#### Task statement:
Restate the entries word for word, omitting nothing.

#### Given data:
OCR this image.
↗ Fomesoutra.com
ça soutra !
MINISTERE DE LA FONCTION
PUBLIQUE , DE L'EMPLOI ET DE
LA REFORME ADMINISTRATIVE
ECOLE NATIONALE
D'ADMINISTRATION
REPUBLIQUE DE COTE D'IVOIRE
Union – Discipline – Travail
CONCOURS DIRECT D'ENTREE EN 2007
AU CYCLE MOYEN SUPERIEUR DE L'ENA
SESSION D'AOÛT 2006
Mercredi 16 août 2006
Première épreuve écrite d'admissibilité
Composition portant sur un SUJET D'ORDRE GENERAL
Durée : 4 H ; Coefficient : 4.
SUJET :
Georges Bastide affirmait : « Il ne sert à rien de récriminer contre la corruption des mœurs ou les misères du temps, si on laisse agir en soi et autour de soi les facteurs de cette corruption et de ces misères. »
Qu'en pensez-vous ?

#### Expected answer:
OCR this image.
↗ Fomesoutra.com
ça soutra !
MINISTERE DE LA FONCTION
PUBLIQUE , DE L'EMPLOI ET DE
LA REFORME ADMINISTRATIVE
ECOLE NATIONALE
D'ADMINISTRATION
REPUBLIQUE DE COTE D'IVOIRE
Union – Discipline – Travail
CONCOURS DIRECT D'ENTREE EN 2007
AU CYCLE MOYEN SUPERIEUR DE L'ENA
SESSION D'AOÛT 2006
Mercredi 16 août 2006
Première épreuve écrite d'admissibilité
Composition portant sur un SUJET D'ORDRE GENERAL
Durée : 4 H ; Coefficient : 4.
SUJET :
Georges Bastide affirmait : « Il ne sert à rien de récriminer contre la corruption des mœurs ou les misères du temps, si on laisse agir en soi et autour de soi les facteurs de cette corruption et de ces misères. »
Qu'en pensez-vous ?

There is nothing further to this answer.